▸ **WORK TO DO**: Pull out all lines from the listing below in which the word "quality" appears.

** Begin GIVEN DATA **

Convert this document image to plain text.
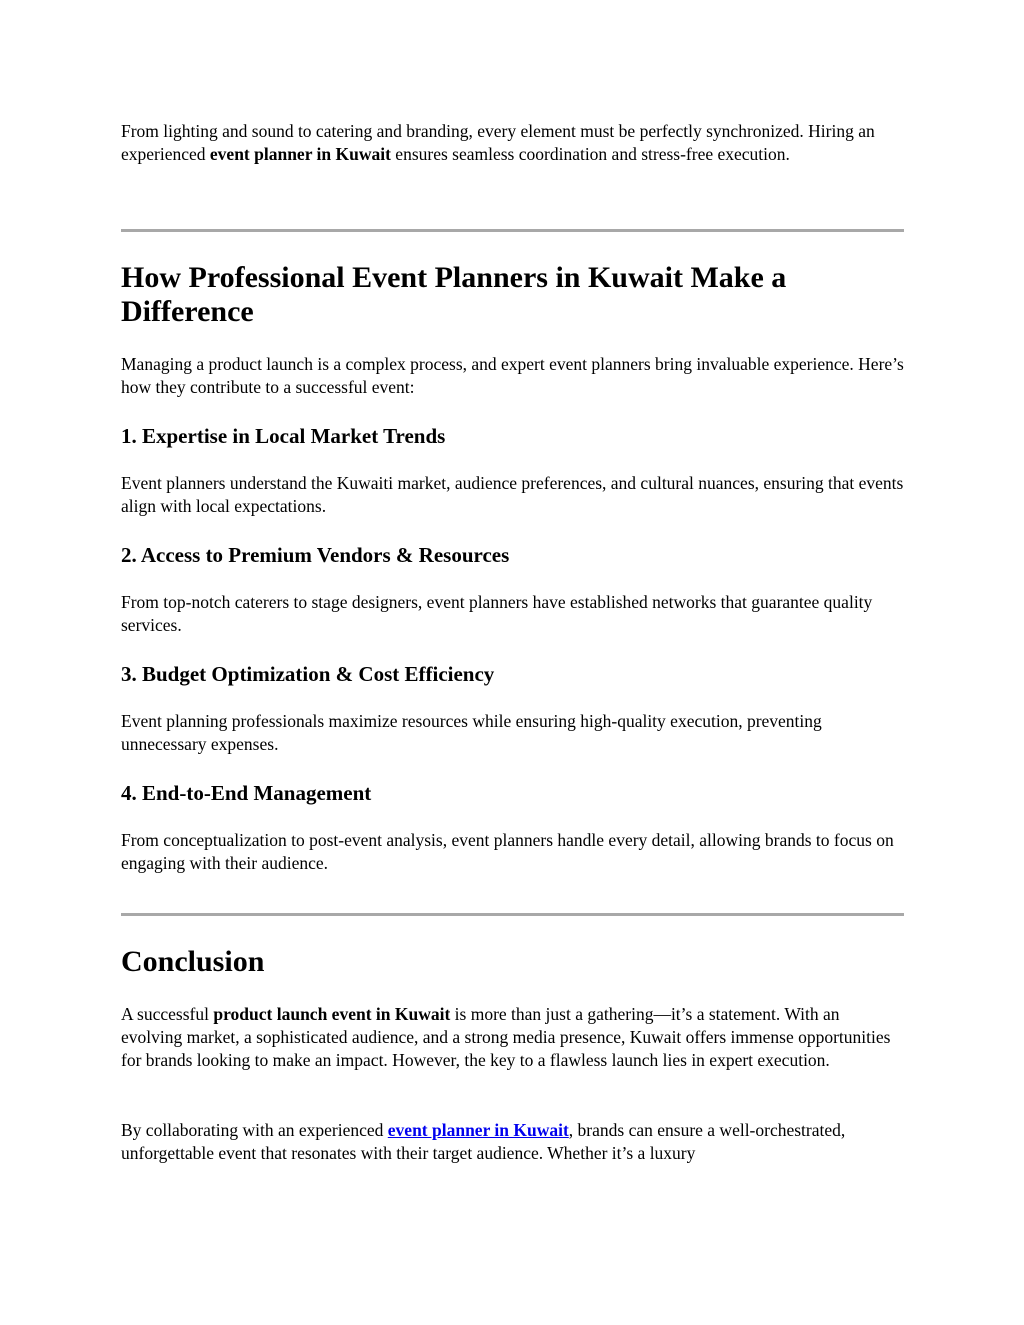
From lighting and sound to catering and branding, every element must be perfectly synchronized. Hiring an experienced event planner in Kuwait ensures seamless coordination and stress-free execution.

How Professional Event Planners in Kuwait Make a Difference

Managing a product launch is a complex process, and expert event planners bring invaluable experience. Here’s how they contribute to a successful event:

1. Expertise in Local Market Trends

Event planners understand the Kuwaiti market, audience preferences, and cultural nuances, ensuring that events align with local expectations.

2. Access to Premium Vendors & Resources

From top-notch caterers to stage designers, event planners have established networks that guarantee quality services.

3. Budget Optimization & Cost Efficiency

Event planning professionals maximize resources while ensuring high-quality execution, preventing unnecessary expenses.

4. End-to-End Management

From conceptualization to post-event analysis, event planners handle every detail, allowing brands to focus on engaging with their audience.

Conclusion

A successful product launch event in Kuwait is more than just a gathering—it’s a statement. With an evolving market, a sophisticated audience, and a strong media presence, Kuwait offers immense opportunities for brands looking to make an impact. However, the key to a flawless launch lies in expert execution.

By collaborating with an experienced event planner in Kuwait, brands can ensure a well-orchestrated, unforgettable event that resonates with their target audience. Whether it’s a luxury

** End GIVEN DATA **

▸ **FINAL ANSWER**:
From top-notch caterers to stage designers, event planners have established networks that guarantee quality services.
Event planning professionals maximize resources while ensuring high-quality execution, preventing unnecessary expenses.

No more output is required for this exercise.